- WRITTEN INSTRUCTION -
Gather, from the listing beneath this task, every line holding the string "text".

--- DATA RECORDS ---

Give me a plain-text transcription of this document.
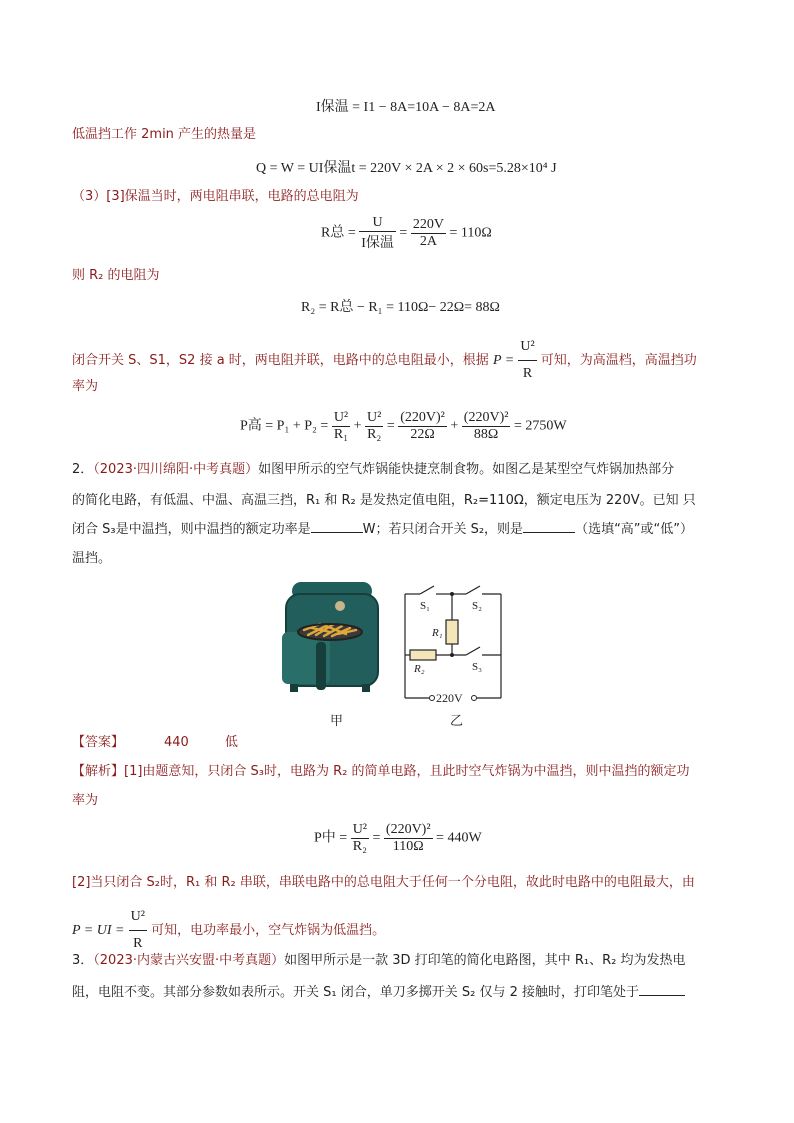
I保温 = I1 − 8A=10A − 8A=2A
低温挡工作 2min 产生的热量是
Q = W = UI保温t = 220V × 2A × 2 × 60s=5.28×10⁴ J
（3）[3]保温当时，两电阻串联，电路的总电阻为
R总 = $\frac{U}{\text{I保温}} = \frac{220V}{2A} = 110\Omega$
则 R₂ 的电阻为
R₂ = R总 − R₁ = 110Ω− 22Ω= 88Ω
闭合开关 S、S1，S2 接 a 时，两电阻并联，电路中的总电阻最小，根据 $P = \frac{\text{U²}}{R}$ 可知，为高温档，高温挡功
率为
P高 = $P_1 + P_2 = \frac{\text{U²}}{\text{R₁}} + \frac{\text{U²}}{\text{R₂}} = \frac{\text{(220V)²}}{22\Omega} + \frac{\text{(220V)²}}{88\Omega} = 2750W$
2．（2023·四川绵阳·中考真题）如图甲所示的空气炸锅能快捷烹制食物。如图乙是某型空气炸锅加热部分
的简化电路，有低温、中温、高温三挡，R₁ 和 R₂ 是发热定值电阻，R₂=110Ω，额定电压为 220V。已知 只
闭合 S₃是中温挡，则中温挡的额定功率是	W；若只闭合开关 S₂，则是	（选填“高”或“低”）
温挡。
S₁	S₂
R₁
R₂	S₃
220V
甲	乙
【答案】	440	低
【解析】[1]由题意知，只闭合 S₃时，电路为 R₂ 的简单电路，且此时空气炸锅为中温挡，则中温挡的额定功
率为
P中 = $\frac{\text{U²}}{\text{R₂}} = \frac{\text{(220V)²}}{110\Omega} = 440W$
[2]当只闭合 S₂时，R₁ 和 R₂ 串联，串联电路中的总电阻大于任何一个分电阻，故此时电路中的电阻最大，由
P = UI = $\frac{\text{U²}}{R}$ 可知，电功率最小，空气炸锅为低温挡。
3．（2023·内蒙古兴安盟·中考真题）如图甲所示是一款 3D 打印笔的简化电路图，其中 R₁、R₂ 均为发热电
阻，电阻不变。其部分参数如表所示。开关 S₁ 闭合，单刀多掷开关 S₂ 仅与 2 接触时，打印笔处于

---

- RESPONSE -
Give me a plain-text transcription of this document.
R总 = $\frac{U}{\text{I保温}} = \frac{220V}{2A} = 110\Omega$
闭合开关 S、S1，S2 接 a 时，两电阻并联，电路中的总电阻最小，根据 $P = \frac{\text{U²}}{R}$ 可知，为高温档，高温挡功
P高 = $P_1 + P_2 = \frac{\text{U²}}{\text{R₁}} + \frac{\text{U²}}{\text{R₂}} = \frac{\text{(220V)²}}{22\Omega} + \frac{\text{(220V)²}}{88\Omega} = 2750W$
P中 = $\frac{\text{U²}}{\text{R₂}} = \frac{\text{(220V)²}}{110\Omega} = 440W$
P = UI = $\frac{\text{U²}}{R}$ 可知，电功率最小，空气炸锅为低温挡。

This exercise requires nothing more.